**Task**
Across the data below, how many lines hold "type"? Answer with that number and nothing else.
## Start Exercise inputs
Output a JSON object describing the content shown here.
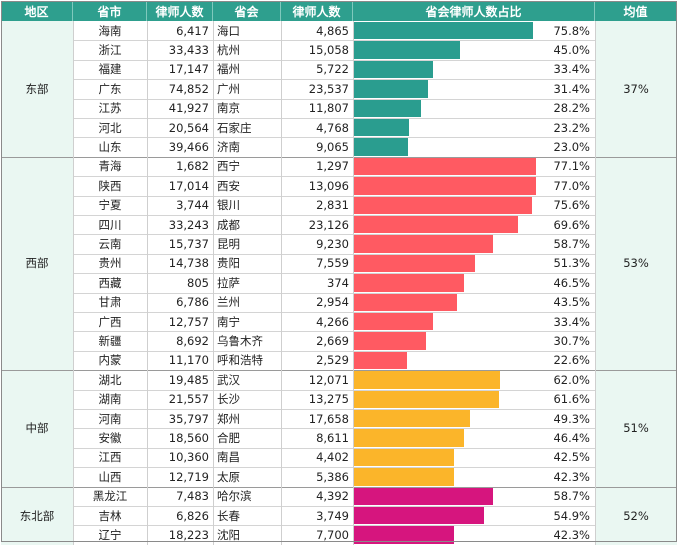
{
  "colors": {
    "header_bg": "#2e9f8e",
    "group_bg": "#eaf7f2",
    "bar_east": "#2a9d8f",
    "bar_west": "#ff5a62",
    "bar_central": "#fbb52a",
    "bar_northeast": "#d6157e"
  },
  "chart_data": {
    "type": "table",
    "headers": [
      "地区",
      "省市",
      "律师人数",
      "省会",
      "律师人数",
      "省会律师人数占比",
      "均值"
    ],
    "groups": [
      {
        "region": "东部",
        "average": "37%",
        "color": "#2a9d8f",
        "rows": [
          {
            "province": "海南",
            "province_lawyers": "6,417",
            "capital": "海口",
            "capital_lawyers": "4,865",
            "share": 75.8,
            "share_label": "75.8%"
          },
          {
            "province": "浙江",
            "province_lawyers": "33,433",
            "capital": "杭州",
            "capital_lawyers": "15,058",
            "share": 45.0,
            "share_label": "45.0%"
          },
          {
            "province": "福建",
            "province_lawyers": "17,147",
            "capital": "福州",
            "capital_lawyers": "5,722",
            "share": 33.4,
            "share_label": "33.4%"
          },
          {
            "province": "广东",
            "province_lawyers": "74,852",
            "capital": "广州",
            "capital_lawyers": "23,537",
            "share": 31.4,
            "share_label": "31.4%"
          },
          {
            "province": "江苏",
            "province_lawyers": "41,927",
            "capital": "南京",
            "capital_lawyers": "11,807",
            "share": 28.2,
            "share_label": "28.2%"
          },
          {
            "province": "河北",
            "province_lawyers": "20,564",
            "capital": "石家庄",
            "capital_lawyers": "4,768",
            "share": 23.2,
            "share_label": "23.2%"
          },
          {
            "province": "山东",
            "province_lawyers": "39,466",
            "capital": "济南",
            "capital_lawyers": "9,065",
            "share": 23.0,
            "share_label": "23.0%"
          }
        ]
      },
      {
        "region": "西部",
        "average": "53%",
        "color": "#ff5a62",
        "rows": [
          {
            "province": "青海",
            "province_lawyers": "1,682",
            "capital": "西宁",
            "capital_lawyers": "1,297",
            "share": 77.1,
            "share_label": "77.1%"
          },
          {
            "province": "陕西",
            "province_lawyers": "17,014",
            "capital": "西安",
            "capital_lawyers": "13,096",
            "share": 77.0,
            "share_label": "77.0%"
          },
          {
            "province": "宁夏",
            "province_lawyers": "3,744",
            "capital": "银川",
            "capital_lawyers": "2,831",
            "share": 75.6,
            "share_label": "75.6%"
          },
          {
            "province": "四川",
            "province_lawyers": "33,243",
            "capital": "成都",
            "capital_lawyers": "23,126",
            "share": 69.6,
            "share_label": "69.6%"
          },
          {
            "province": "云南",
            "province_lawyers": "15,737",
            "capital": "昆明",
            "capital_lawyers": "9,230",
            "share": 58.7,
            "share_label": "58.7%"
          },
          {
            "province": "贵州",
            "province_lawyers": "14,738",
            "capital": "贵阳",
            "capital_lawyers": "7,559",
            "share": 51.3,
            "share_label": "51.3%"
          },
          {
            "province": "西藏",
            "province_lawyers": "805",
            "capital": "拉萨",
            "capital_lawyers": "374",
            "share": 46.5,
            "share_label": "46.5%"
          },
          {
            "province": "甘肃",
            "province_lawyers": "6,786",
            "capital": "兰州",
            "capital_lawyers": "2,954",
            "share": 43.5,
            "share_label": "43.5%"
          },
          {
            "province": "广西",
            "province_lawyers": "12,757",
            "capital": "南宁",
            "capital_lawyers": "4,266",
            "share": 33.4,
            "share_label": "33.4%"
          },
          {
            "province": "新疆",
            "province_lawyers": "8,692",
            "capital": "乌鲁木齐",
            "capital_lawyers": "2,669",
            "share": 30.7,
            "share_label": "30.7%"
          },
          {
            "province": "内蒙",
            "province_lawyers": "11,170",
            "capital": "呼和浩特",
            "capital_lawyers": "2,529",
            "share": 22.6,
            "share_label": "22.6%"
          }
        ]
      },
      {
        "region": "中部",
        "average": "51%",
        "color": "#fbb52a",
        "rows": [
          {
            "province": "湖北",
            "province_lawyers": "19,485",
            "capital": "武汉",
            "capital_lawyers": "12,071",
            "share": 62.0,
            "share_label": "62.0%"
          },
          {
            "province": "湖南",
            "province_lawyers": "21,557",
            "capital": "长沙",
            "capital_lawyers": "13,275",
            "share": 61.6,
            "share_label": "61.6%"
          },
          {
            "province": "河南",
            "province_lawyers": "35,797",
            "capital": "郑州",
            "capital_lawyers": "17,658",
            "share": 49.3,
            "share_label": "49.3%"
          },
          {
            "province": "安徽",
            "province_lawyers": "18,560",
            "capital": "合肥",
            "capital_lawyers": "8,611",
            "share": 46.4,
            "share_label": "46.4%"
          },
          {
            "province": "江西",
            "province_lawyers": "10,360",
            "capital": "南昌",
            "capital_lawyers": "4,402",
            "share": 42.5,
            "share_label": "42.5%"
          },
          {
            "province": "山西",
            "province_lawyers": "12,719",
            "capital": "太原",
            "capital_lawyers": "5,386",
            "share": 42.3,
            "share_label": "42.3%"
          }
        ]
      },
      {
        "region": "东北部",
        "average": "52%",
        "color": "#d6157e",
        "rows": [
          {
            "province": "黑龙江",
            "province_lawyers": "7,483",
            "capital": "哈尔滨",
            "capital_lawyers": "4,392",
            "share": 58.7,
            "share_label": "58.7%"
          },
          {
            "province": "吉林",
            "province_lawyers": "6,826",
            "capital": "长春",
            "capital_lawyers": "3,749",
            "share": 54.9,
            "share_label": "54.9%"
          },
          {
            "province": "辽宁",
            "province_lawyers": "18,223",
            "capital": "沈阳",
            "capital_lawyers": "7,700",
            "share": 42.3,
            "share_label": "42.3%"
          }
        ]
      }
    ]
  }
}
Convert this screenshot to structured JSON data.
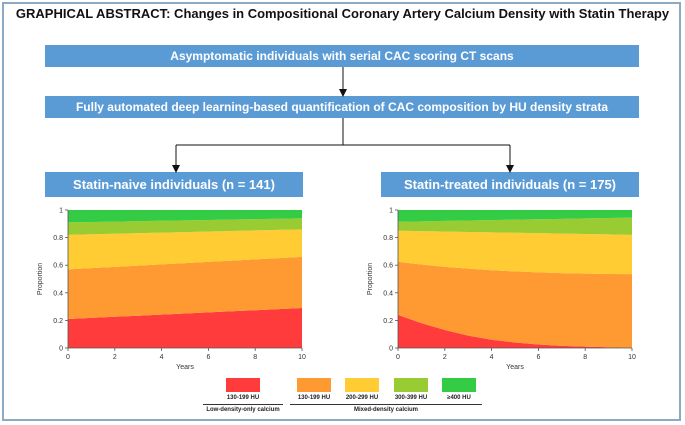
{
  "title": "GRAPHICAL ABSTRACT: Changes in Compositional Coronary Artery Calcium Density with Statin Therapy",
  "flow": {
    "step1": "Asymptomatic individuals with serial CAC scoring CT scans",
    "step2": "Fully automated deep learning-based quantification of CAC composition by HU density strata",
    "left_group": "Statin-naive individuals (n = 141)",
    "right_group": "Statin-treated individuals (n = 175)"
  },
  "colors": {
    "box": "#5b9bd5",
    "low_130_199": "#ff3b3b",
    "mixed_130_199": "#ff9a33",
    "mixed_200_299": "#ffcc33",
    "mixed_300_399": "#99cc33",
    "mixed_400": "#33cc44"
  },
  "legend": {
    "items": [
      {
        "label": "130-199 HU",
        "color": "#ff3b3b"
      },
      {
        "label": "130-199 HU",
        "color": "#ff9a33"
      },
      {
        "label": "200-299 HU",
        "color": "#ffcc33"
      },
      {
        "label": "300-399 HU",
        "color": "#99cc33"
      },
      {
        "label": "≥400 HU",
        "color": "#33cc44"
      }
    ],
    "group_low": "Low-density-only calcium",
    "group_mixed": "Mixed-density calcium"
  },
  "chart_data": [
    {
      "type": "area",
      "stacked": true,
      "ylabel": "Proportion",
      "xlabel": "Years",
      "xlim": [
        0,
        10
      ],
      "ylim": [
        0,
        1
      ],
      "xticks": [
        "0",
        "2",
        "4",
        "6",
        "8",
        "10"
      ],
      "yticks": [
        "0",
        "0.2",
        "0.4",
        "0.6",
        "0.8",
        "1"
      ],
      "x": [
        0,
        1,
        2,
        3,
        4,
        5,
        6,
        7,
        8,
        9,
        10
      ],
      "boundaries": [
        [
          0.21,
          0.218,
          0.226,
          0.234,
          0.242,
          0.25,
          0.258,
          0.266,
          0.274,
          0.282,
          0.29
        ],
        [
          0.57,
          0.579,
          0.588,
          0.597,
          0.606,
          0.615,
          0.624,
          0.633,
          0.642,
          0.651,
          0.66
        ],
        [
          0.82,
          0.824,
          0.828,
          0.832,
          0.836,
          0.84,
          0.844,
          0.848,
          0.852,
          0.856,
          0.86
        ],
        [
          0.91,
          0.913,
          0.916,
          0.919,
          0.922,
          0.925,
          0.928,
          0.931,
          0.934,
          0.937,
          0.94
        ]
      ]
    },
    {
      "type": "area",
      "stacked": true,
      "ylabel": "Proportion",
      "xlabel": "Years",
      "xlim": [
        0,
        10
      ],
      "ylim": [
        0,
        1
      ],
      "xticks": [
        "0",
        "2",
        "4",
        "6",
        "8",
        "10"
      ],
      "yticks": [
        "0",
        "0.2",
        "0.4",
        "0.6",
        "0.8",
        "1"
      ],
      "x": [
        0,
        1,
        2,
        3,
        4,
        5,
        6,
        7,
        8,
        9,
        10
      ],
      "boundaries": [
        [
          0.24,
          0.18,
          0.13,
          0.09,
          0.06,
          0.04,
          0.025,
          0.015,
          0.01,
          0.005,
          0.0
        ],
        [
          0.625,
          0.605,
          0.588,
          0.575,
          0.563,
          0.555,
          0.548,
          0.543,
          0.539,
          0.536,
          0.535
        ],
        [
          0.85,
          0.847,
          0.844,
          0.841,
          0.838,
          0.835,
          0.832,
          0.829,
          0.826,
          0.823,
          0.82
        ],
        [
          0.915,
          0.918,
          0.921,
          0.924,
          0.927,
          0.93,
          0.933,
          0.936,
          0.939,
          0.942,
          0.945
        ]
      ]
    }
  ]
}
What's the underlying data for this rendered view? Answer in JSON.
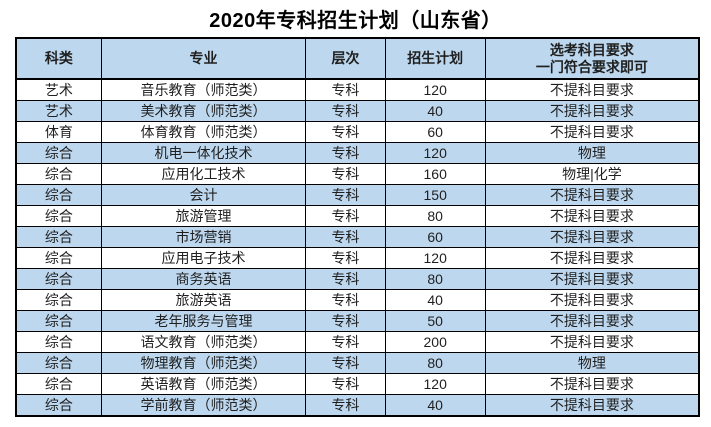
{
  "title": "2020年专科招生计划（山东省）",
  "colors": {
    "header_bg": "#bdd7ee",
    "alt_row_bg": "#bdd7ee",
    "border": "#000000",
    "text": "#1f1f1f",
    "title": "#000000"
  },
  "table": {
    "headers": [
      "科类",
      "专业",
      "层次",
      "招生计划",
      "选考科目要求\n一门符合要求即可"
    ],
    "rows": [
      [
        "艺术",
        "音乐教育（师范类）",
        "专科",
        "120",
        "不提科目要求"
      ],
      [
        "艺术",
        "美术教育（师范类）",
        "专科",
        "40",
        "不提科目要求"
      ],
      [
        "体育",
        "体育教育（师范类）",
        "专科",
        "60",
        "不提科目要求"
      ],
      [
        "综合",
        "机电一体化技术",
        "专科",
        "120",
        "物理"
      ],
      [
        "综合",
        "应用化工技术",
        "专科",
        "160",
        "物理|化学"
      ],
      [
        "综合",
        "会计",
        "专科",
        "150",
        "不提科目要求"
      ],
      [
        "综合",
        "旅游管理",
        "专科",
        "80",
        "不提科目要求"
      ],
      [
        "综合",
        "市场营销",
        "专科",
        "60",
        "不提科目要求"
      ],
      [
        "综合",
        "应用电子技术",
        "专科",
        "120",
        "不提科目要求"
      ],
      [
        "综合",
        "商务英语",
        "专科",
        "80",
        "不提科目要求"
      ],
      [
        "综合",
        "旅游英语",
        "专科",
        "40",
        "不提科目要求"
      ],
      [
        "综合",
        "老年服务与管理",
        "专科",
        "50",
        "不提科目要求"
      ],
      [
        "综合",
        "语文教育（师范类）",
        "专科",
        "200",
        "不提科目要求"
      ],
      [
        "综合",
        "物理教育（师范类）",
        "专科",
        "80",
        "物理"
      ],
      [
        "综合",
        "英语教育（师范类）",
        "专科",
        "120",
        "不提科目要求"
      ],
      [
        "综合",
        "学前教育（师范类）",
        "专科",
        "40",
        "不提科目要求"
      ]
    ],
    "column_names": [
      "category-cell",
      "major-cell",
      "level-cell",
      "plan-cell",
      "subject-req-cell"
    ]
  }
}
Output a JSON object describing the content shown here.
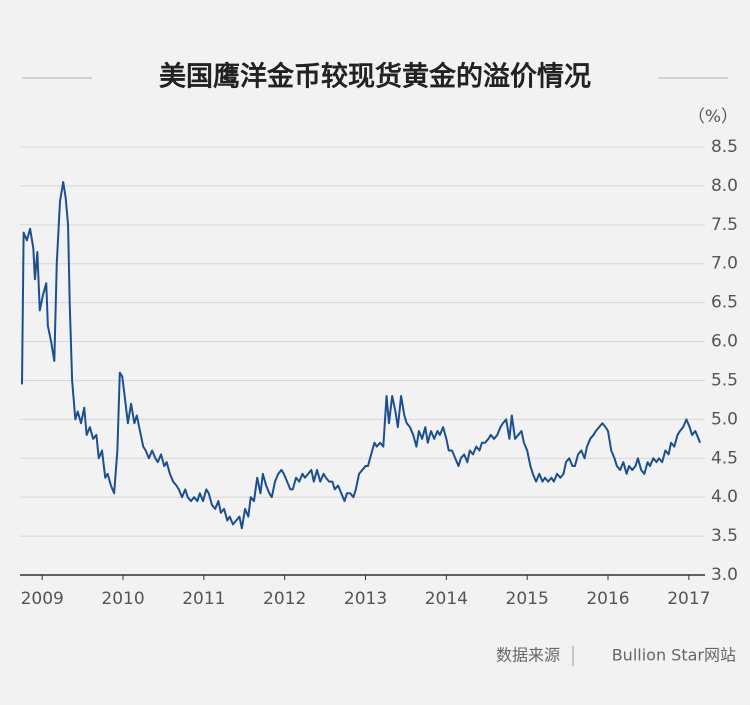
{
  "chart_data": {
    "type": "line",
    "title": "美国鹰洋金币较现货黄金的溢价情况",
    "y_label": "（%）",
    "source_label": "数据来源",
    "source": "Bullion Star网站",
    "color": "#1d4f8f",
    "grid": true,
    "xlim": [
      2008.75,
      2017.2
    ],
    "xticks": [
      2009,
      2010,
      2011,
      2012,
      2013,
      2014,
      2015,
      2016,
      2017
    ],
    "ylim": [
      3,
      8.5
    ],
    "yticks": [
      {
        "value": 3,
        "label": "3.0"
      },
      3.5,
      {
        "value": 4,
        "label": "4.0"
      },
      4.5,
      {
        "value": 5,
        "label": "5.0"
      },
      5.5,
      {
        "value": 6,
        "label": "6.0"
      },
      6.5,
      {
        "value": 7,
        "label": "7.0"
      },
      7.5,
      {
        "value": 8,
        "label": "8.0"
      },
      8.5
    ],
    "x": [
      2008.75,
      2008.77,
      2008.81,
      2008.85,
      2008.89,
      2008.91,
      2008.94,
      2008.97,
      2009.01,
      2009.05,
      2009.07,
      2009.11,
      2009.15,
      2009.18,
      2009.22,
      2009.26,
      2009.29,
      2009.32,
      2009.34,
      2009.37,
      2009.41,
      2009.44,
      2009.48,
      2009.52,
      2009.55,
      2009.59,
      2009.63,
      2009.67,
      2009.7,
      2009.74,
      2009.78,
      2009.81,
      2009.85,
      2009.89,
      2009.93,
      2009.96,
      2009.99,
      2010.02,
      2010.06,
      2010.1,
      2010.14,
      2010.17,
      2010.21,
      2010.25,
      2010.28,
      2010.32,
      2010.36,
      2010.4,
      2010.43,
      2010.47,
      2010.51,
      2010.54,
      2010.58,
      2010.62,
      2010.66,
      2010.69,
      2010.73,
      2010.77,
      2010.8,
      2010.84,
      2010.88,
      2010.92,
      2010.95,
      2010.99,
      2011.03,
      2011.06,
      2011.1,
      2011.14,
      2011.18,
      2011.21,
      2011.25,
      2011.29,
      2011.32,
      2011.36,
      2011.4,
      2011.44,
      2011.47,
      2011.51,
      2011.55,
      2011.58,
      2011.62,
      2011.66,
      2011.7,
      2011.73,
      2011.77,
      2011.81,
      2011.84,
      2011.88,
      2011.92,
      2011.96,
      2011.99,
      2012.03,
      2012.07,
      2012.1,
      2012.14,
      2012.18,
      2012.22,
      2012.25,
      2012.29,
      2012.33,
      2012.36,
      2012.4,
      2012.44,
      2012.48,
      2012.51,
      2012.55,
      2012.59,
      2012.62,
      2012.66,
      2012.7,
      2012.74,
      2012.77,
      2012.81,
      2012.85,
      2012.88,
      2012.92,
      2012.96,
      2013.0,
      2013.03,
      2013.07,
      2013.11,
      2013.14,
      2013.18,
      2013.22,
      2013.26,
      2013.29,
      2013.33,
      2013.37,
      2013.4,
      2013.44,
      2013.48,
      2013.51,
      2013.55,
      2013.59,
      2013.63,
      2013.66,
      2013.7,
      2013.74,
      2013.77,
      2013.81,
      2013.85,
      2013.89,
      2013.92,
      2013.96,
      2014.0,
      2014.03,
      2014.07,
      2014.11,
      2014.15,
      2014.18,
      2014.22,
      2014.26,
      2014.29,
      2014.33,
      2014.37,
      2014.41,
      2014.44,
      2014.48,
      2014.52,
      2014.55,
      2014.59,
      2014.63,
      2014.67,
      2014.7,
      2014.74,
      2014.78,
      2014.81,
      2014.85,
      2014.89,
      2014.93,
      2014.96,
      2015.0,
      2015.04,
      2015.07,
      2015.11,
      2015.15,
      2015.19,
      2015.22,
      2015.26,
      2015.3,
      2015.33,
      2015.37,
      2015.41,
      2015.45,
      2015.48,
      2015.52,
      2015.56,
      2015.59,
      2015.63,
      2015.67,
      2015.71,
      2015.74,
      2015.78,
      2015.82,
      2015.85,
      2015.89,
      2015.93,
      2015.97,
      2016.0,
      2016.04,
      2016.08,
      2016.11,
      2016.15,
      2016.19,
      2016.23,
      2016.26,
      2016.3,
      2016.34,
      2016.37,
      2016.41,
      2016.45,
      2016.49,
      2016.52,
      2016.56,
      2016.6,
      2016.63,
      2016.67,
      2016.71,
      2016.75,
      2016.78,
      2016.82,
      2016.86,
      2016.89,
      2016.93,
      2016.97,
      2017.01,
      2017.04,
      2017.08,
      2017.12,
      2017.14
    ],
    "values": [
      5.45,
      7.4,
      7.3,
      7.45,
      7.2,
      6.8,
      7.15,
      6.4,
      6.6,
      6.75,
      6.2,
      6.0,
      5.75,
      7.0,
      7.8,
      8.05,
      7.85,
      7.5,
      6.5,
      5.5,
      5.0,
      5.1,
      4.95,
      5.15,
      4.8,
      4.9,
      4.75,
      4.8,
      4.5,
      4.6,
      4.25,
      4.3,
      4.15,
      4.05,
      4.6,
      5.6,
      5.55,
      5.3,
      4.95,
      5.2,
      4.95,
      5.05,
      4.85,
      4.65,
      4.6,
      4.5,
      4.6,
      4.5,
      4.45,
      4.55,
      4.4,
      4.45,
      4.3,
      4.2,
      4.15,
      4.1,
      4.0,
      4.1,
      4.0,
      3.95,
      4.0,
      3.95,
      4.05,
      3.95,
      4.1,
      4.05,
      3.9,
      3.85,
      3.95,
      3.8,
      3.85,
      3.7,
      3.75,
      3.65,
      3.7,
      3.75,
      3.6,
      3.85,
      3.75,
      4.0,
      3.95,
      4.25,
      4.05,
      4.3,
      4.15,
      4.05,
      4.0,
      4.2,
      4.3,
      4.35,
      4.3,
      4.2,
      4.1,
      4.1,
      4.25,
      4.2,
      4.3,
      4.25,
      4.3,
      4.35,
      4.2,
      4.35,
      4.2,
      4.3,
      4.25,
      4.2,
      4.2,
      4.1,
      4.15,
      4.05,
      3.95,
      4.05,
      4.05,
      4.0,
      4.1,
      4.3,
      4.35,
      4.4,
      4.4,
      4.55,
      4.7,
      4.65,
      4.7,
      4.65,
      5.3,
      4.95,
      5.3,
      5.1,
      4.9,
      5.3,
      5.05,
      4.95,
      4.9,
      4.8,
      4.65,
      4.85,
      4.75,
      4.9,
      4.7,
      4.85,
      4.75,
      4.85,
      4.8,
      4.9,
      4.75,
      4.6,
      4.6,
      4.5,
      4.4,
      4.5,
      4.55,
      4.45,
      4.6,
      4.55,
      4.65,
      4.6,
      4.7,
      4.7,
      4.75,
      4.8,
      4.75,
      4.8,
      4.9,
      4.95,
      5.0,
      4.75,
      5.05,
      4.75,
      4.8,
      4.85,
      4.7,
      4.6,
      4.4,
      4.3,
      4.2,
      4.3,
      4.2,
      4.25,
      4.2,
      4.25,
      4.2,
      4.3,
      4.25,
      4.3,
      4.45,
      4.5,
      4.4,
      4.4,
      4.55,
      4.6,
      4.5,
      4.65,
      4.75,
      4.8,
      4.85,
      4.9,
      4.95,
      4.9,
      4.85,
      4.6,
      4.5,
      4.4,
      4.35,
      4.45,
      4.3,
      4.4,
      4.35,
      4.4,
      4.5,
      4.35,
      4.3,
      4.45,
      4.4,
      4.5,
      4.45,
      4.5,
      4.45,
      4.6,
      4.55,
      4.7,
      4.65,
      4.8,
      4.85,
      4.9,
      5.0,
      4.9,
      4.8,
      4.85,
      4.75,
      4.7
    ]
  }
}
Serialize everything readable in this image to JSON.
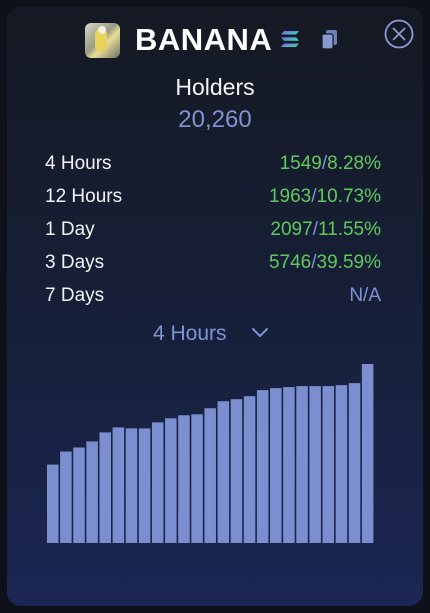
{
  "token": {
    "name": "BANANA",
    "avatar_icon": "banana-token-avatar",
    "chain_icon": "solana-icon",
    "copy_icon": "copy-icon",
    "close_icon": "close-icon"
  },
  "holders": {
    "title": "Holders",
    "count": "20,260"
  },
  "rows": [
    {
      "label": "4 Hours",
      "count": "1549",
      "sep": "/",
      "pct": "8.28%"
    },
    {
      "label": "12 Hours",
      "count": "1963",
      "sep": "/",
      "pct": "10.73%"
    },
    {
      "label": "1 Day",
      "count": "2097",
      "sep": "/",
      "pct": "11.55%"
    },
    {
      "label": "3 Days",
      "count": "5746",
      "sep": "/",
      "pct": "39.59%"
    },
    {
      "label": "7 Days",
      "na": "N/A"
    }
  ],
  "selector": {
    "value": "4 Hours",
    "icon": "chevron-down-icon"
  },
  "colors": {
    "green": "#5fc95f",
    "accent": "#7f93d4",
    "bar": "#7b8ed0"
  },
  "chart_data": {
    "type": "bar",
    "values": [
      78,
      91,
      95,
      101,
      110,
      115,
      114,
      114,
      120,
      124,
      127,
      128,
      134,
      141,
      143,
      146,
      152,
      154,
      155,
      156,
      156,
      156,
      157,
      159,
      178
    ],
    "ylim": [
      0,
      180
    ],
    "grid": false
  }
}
## End Exercise inputs
**Completed task**
5